PROVIDED DATA
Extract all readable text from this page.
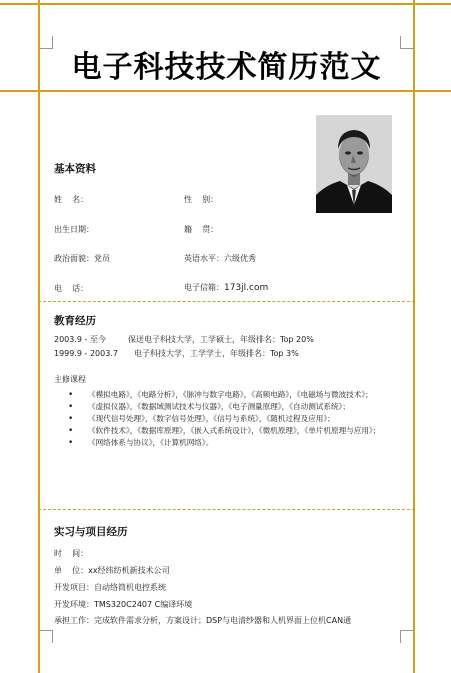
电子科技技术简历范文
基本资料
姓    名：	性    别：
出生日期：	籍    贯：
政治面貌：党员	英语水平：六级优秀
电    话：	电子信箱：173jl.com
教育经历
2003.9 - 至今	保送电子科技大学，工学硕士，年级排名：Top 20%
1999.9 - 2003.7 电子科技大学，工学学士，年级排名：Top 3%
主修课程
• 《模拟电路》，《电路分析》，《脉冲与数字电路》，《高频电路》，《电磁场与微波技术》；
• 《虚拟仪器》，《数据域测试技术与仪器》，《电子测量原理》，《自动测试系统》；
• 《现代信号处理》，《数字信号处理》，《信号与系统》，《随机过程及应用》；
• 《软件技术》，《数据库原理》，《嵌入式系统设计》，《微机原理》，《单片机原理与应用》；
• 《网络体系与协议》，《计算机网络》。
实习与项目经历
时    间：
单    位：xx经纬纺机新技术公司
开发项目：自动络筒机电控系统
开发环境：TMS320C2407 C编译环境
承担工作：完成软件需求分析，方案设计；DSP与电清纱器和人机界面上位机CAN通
---
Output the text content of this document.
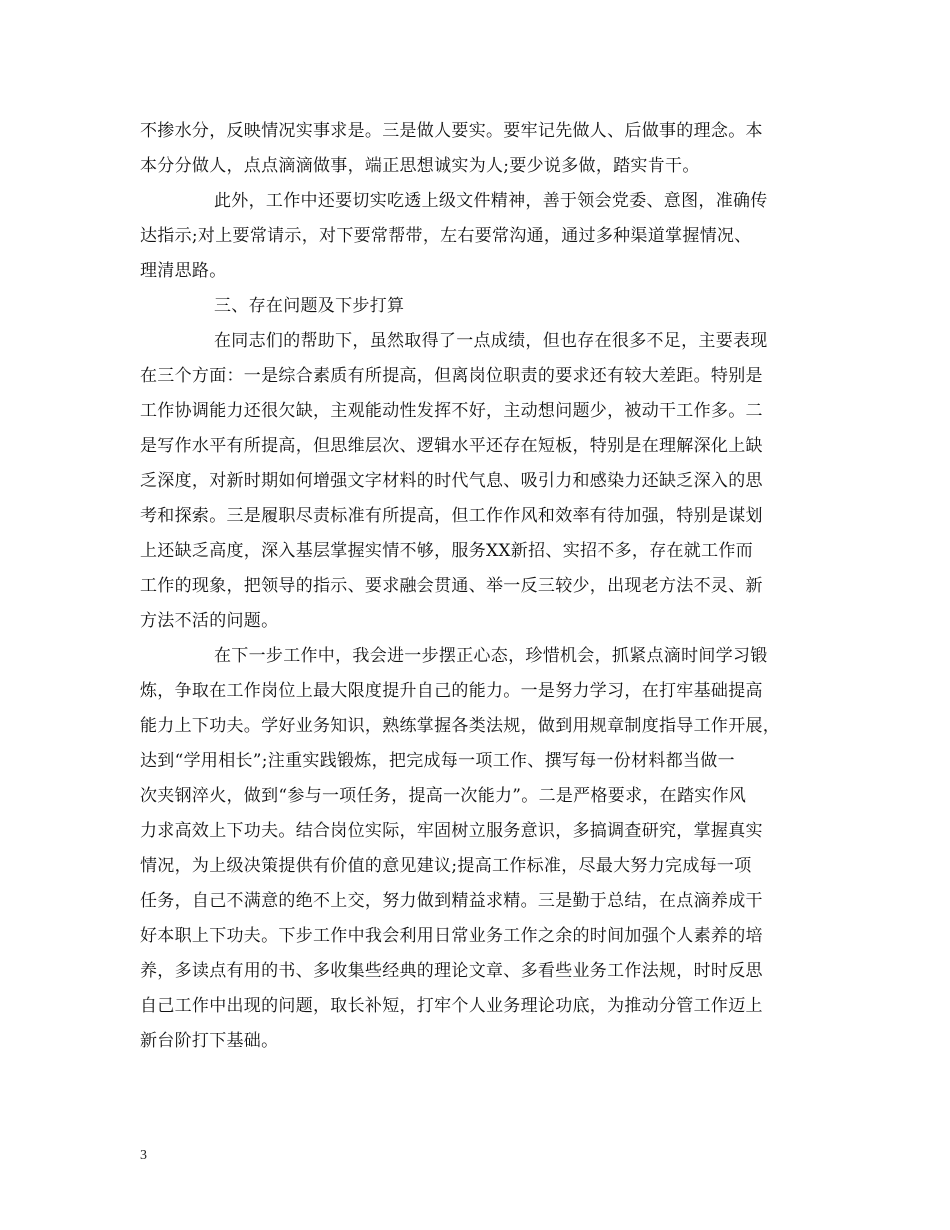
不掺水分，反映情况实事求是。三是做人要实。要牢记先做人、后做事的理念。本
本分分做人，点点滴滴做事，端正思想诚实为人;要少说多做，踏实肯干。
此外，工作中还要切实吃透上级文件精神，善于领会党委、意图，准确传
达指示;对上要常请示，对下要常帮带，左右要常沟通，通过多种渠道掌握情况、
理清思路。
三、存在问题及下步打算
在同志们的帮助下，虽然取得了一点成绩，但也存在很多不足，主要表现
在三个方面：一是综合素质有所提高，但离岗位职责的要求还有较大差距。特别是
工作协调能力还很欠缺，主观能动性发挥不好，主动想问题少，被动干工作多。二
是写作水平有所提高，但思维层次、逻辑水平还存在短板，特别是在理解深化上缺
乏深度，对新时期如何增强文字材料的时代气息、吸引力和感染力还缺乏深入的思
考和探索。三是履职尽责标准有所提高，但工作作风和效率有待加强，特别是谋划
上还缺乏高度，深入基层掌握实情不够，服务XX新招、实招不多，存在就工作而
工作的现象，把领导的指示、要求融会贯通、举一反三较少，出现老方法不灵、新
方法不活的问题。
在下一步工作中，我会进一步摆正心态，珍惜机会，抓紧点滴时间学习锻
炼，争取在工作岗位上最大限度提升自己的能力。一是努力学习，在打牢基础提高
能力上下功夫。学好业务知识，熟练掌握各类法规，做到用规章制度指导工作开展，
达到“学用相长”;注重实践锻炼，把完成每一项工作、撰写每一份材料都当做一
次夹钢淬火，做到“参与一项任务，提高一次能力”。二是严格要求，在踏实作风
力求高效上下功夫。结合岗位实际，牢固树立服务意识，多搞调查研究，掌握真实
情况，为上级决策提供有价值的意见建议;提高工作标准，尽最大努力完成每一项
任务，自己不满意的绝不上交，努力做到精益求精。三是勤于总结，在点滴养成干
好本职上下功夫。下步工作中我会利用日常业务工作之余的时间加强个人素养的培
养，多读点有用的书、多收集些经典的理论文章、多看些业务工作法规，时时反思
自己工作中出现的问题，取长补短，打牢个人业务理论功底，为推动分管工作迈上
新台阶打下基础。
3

AIM
From the records given above, copy all lines containing "this".

IN RESPONSE
Extract all readable text from this page.
Output the text content of this document.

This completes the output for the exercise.